● What needs to be done
Show each line from the listing that includes the word "فاطمه".

Recorded data:
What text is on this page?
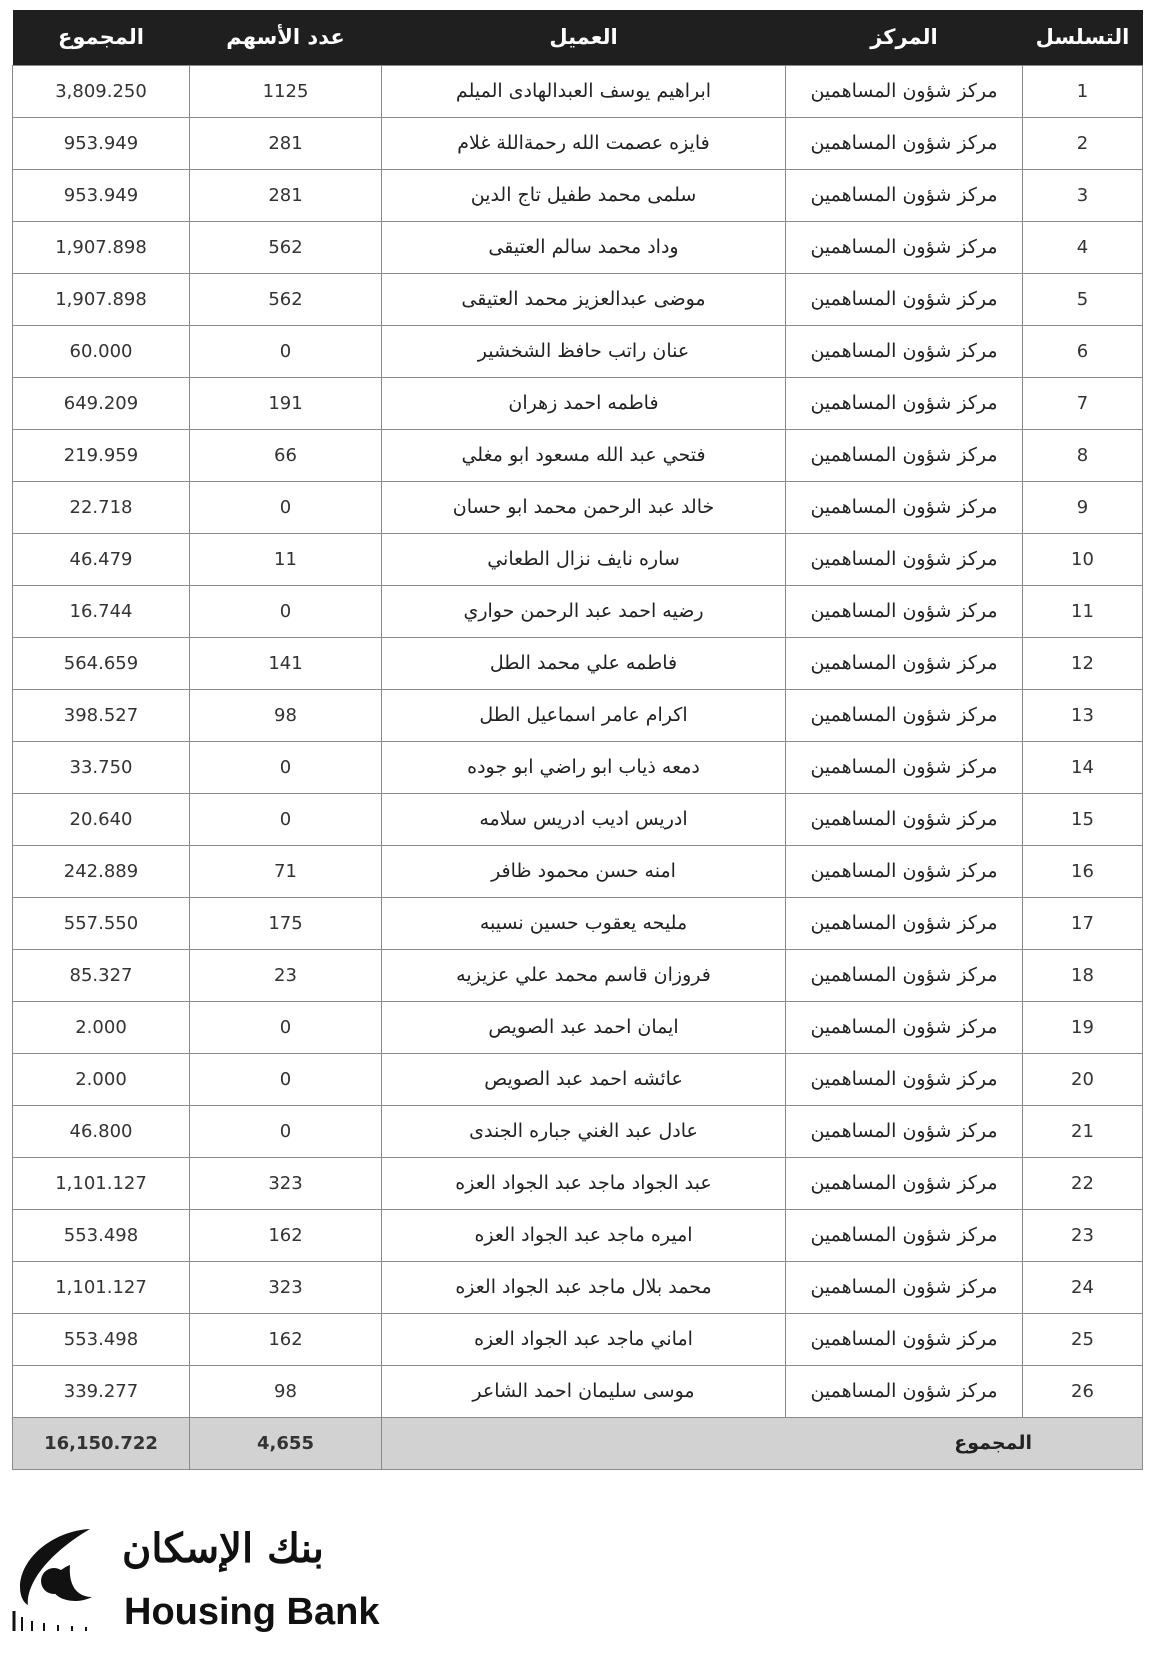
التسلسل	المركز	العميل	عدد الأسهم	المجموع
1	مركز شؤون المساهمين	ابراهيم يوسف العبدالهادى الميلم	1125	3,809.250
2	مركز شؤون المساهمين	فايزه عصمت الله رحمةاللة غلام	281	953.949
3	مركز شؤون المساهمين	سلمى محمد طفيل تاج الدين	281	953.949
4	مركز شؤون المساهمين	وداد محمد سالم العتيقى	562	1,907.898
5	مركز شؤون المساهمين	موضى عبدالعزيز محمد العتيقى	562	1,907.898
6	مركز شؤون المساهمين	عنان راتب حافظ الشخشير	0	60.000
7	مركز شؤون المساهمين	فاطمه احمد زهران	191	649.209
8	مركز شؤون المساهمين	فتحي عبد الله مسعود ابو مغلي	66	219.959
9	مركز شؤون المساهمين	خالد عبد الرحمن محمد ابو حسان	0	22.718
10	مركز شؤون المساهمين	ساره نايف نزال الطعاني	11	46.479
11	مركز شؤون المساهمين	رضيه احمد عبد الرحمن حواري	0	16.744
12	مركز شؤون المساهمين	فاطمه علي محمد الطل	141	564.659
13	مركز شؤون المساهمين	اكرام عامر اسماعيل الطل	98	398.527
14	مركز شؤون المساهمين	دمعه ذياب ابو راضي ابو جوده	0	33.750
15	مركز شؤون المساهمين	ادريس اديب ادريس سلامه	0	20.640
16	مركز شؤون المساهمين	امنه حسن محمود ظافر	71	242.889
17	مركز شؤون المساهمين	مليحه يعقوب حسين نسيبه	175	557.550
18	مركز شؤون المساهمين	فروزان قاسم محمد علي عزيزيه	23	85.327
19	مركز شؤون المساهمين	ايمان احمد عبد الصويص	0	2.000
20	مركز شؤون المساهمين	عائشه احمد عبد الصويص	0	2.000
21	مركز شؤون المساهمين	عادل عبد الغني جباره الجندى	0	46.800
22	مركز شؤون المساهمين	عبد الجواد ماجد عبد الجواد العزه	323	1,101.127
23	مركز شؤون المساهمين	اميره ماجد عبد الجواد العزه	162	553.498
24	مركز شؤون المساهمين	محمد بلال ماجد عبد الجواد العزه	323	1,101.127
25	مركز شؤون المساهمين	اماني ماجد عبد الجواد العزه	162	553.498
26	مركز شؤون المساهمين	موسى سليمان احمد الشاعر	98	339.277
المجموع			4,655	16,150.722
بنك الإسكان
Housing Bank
...
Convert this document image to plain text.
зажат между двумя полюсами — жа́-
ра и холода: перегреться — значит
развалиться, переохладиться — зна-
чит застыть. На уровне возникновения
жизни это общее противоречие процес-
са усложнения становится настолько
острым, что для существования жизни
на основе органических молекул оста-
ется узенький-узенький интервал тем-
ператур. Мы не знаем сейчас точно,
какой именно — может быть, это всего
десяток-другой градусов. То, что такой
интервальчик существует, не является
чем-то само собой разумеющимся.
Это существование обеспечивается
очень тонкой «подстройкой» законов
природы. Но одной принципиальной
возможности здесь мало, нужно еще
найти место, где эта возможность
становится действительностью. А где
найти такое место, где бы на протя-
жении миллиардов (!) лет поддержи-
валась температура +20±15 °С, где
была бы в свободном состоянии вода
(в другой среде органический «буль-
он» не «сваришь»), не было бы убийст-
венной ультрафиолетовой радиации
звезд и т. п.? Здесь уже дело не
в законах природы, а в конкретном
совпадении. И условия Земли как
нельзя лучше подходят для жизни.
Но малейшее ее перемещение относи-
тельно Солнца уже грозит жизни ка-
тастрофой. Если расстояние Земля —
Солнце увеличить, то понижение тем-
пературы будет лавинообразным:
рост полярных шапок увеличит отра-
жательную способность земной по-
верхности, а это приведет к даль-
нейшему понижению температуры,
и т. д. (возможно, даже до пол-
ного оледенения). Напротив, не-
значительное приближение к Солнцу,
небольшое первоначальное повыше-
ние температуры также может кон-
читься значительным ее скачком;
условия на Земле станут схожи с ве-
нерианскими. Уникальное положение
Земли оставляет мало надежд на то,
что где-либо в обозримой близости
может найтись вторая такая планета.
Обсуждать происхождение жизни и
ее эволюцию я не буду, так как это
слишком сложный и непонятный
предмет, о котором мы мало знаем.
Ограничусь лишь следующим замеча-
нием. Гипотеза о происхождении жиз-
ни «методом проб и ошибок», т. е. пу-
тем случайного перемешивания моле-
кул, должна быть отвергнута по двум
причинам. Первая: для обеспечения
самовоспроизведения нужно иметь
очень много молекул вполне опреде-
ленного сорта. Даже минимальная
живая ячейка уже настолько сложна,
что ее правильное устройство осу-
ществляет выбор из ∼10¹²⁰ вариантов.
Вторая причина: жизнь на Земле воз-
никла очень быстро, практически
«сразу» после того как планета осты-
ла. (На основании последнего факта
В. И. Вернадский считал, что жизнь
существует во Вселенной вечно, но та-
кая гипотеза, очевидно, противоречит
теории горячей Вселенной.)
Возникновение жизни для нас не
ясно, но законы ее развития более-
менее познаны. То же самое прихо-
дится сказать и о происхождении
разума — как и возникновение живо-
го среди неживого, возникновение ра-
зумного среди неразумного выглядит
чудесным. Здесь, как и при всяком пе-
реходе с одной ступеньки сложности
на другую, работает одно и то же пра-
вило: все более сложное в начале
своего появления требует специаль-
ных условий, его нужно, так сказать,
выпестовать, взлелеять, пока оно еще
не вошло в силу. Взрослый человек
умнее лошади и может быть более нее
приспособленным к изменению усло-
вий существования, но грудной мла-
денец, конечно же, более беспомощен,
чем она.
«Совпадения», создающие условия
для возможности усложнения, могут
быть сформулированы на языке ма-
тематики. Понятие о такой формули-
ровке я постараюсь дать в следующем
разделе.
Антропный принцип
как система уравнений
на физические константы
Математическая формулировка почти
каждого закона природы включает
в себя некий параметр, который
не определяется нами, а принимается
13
---
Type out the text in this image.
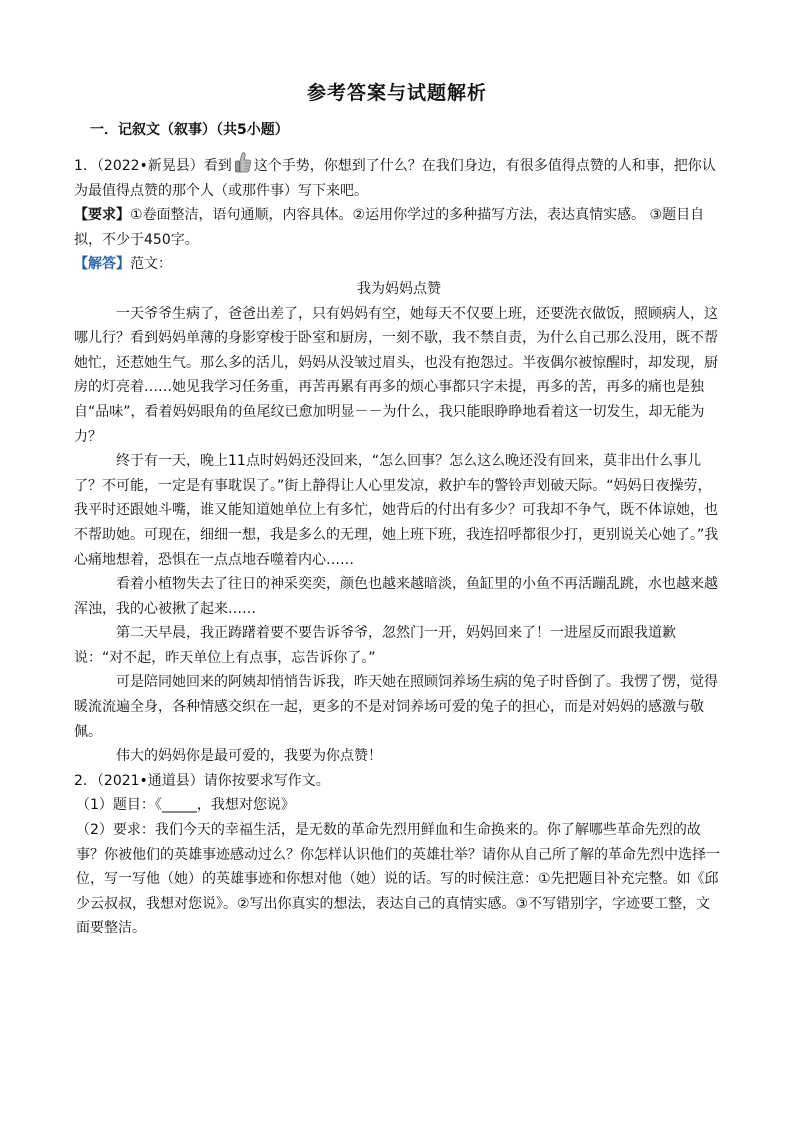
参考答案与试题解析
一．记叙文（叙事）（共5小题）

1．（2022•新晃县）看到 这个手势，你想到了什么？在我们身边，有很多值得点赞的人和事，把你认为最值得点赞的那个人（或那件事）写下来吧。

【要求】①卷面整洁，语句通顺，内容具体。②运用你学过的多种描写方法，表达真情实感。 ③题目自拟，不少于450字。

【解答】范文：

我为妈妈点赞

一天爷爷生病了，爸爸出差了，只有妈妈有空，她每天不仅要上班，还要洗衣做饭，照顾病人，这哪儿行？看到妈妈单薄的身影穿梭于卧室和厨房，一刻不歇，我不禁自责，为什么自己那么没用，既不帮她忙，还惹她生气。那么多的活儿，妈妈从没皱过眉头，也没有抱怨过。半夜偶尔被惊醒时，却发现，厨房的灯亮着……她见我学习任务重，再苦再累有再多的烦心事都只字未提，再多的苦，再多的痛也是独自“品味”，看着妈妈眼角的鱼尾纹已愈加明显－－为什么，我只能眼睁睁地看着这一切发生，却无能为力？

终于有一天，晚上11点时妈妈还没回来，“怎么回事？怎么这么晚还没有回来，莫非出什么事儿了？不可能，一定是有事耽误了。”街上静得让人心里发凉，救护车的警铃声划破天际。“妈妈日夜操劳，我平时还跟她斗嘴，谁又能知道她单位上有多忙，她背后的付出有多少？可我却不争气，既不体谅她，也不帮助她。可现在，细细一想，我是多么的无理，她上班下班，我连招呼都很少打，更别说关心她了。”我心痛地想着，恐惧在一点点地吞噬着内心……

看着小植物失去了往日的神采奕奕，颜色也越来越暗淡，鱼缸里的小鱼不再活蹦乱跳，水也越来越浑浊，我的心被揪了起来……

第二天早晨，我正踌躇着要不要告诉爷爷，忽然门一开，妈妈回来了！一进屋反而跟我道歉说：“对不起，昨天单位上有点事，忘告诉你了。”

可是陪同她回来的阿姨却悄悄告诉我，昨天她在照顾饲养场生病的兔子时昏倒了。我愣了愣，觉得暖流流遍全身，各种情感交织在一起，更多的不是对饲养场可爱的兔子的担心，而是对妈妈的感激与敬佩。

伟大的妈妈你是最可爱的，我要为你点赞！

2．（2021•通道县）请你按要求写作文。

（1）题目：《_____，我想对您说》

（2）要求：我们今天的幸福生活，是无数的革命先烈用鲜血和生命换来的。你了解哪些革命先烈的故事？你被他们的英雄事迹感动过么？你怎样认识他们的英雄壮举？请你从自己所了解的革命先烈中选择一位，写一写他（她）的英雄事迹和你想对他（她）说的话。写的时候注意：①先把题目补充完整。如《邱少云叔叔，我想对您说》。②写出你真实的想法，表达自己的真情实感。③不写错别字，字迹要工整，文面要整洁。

● The answer
7	مركز شؤون المساهمين	فاطمه احمد زهران	191	649.209
12	مركز شؤون المساهمين	فاطمه علي محمد الطل	141	564.659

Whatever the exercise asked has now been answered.